Begin Information provided
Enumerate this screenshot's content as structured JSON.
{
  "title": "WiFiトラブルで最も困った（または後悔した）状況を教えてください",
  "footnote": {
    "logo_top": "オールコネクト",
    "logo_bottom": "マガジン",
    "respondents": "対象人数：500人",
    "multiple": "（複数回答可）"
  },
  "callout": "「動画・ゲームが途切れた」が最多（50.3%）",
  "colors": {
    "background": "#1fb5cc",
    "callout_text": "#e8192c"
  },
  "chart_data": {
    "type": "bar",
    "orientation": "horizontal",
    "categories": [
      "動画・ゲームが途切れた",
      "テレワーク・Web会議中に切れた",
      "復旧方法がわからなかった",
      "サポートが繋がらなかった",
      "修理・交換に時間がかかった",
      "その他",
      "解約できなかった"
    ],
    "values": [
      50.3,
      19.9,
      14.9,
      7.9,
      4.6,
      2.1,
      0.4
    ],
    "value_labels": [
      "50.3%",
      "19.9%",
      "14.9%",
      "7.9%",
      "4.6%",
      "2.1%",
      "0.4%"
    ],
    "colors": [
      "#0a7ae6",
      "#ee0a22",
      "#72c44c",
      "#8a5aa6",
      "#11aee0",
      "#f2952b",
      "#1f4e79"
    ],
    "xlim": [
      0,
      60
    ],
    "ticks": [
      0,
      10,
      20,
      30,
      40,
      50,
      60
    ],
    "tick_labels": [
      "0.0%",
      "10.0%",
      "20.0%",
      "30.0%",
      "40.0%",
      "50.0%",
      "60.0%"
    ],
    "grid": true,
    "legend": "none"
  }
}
End Information provided
• Your instructions
Show the lines of the records that contain the word "ゲームが途切れた".

• Problem solution
  "callout": "「動画・ゲームが途切れた」が最多（50.3%）",
      "動画・ゲームが途切れた",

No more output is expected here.